Work to be completed: Identify the lines that contain the word "data", then copy them.

Material for the task:
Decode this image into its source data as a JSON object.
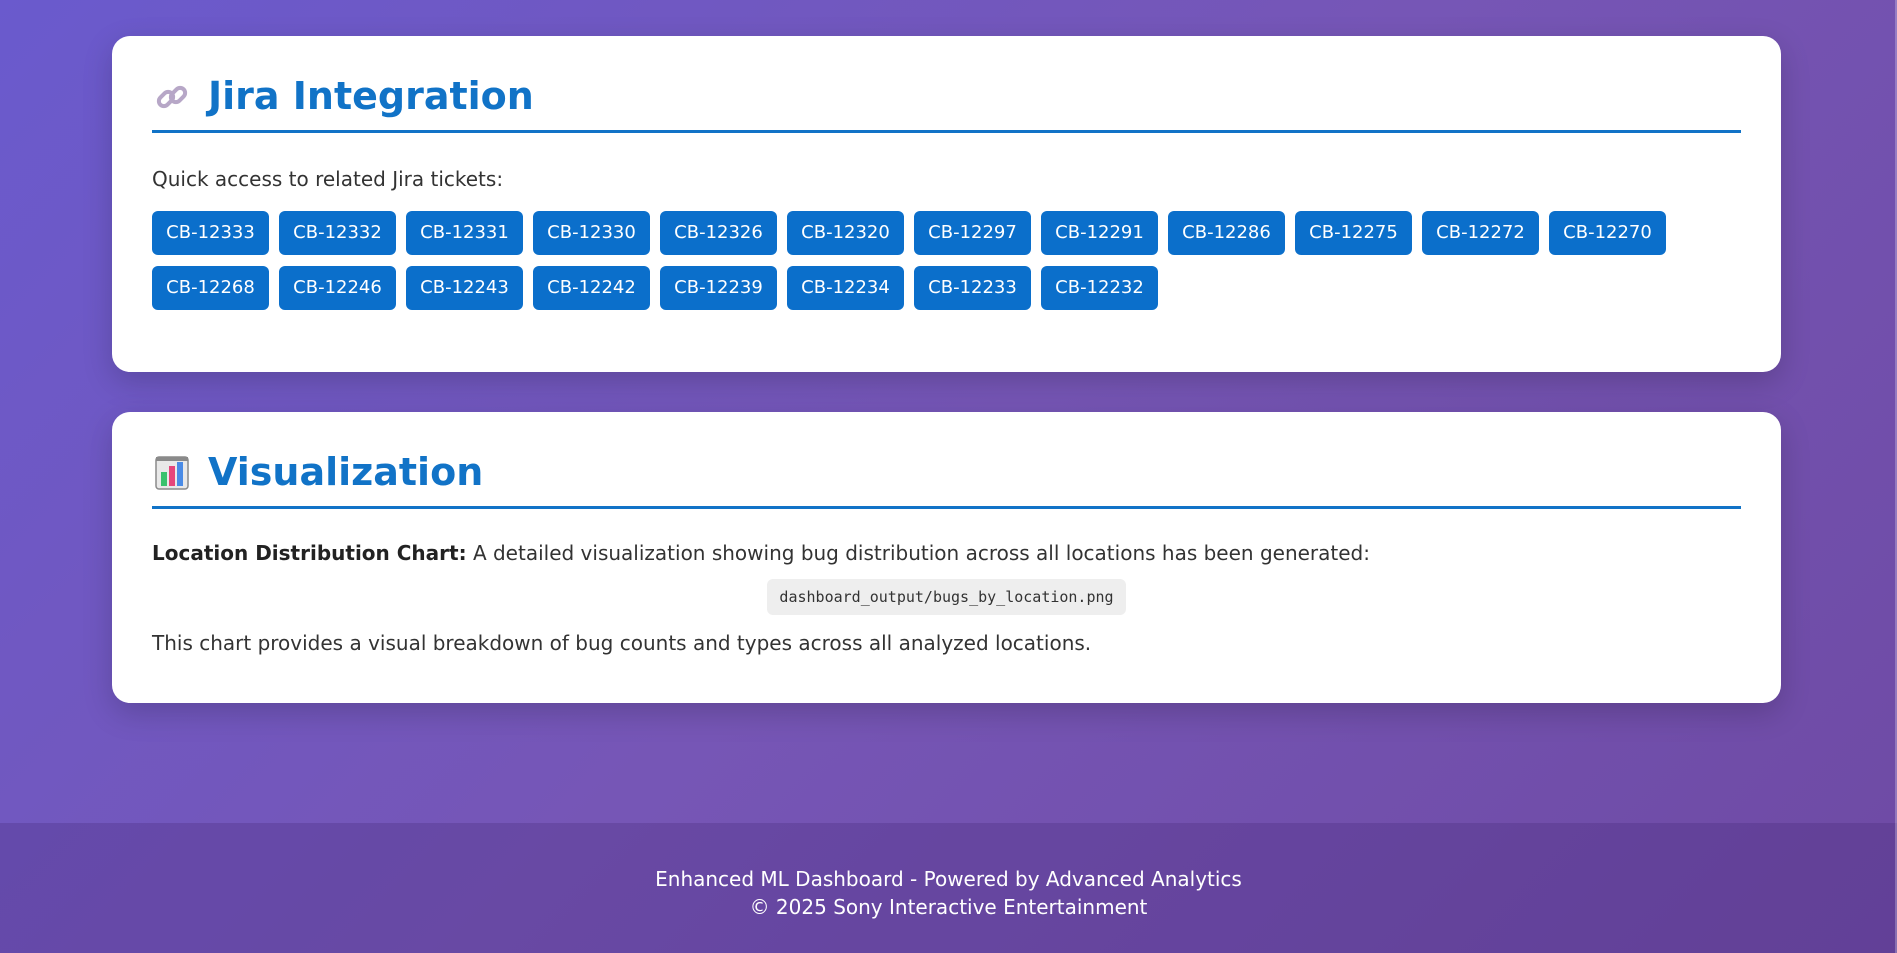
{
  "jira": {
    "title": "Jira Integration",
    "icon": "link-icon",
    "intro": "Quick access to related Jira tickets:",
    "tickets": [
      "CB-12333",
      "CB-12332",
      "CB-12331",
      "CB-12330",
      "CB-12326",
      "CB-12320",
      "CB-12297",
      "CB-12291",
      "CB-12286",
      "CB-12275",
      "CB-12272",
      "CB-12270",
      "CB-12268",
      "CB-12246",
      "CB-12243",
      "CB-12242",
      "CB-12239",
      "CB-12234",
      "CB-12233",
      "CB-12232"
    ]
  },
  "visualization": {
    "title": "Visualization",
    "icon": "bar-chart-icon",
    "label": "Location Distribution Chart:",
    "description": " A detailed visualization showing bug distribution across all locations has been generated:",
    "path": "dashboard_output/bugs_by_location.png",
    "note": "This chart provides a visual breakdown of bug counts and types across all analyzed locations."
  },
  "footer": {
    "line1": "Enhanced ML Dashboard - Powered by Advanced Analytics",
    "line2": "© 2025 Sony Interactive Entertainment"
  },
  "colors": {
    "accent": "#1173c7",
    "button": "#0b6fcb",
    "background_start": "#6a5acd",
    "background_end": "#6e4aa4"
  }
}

==

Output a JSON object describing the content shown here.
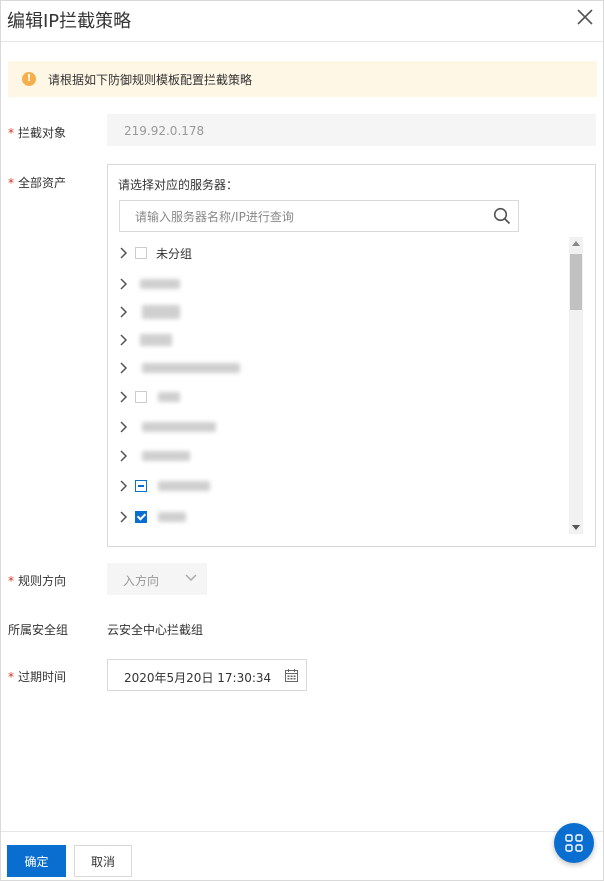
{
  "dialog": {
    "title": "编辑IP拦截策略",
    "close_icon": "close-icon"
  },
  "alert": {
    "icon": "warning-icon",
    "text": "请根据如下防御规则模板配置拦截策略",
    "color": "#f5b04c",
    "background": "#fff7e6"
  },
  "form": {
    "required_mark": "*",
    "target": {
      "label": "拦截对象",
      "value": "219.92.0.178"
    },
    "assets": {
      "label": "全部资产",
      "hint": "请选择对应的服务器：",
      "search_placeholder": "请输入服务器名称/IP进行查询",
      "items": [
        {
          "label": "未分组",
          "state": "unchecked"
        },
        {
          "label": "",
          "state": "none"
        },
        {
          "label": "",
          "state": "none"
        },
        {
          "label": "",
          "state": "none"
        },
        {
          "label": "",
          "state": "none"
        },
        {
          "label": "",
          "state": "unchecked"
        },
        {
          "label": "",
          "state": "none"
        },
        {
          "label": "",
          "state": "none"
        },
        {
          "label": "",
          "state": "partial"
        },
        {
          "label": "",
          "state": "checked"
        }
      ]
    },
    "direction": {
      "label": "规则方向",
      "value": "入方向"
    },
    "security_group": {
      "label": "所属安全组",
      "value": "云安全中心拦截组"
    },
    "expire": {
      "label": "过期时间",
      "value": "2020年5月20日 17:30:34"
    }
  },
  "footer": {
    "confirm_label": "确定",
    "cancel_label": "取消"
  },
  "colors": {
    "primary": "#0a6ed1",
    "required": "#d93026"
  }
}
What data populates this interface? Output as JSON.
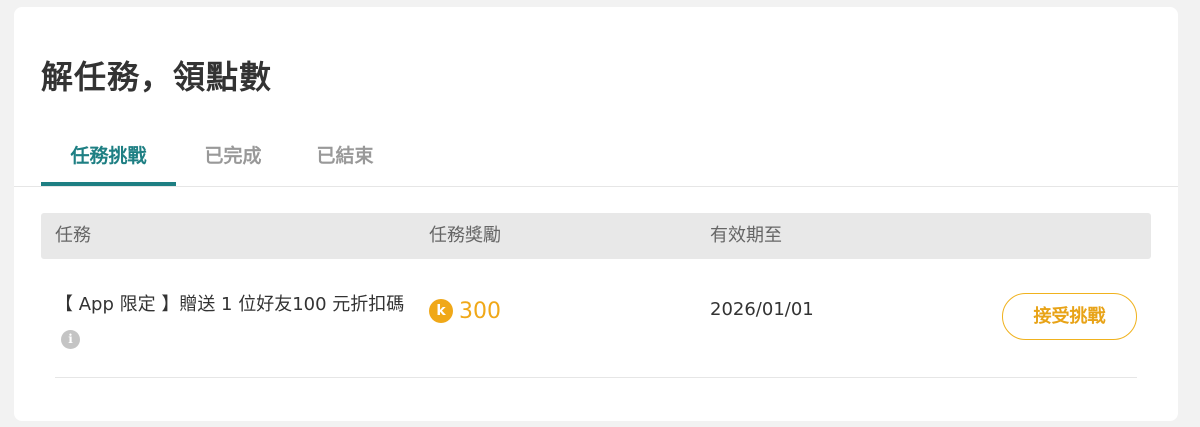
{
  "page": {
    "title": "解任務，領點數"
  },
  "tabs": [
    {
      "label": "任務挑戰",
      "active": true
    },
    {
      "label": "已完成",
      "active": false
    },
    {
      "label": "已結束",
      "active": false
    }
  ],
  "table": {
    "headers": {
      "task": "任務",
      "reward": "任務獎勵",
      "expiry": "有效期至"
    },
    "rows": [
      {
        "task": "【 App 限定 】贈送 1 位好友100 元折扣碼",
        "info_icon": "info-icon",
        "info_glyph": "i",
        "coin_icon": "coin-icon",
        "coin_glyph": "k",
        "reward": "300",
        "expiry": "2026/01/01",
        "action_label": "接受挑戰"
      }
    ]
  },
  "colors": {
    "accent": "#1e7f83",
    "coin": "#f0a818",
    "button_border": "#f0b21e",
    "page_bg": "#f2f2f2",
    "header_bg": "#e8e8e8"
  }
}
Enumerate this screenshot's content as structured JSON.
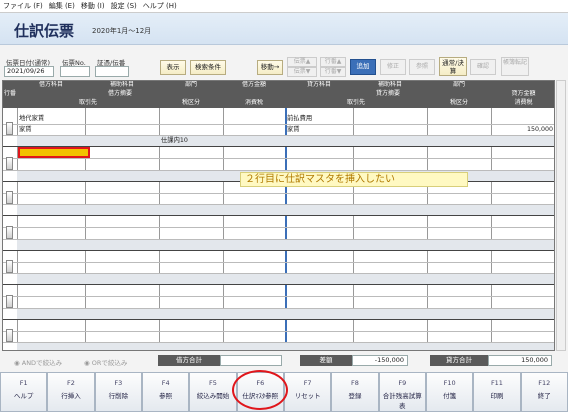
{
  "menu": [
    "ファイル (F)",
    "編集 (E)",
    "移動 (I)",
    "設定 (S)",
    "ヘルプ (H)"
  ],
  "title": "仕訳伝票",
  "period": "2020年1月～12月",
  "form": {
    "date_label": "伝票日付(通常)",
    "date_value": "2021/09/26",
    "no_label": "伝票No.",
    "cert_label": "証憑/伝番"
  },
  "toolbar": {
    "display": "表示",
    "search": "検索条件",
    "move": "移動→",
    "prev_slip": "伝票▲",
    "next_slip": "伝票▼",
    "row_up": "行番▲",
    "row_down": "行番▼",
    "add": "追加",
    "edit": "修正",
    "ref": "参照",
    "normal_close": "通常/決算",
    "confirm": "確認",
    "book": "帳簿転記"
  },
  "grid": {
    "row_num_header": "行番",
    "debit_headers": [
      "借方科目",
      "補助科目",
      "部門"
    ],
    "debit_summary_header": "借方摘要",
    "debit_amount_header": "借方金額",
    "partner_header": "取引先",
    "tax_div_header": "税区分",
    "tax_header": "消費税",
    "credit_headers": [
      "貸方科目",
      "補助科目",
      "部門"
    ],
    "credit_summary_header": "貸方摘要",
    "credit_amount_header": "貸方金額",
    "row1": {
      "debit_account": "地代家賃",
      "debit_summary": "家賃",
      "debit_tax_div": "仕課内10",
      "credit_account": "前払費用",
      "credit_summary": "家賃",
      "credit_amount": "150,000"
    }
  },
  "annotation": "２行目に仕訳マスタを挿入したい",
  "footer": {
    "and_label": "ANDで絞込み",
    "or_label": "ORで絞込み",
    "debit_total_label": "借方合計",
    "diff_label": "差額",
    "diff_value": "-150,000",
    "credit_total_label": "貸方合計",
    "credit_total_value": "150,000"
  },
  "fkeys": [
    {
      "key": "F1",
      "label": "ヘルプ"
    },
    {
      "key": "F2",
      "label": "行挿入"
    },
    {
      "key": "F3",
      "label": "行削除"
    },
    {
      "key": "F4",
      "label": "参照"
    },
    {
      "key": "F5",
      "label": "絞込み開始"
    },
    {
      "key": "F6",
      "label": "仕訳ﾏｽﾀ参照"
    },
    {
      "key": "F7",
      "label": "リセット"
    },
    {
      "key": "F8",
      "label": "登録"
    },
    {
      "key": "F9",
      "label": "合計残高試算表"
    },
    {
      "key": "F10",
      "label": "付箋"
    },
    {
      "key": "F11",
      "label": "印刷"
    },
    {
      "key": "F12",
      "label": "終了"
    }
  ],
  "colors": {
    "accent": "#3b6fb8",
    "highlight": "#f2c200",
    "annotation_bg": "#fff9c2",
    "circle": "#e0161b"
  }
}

Task response:
Decode this image into its source data as a JSON object.
What data populates this interface? Output as JSON.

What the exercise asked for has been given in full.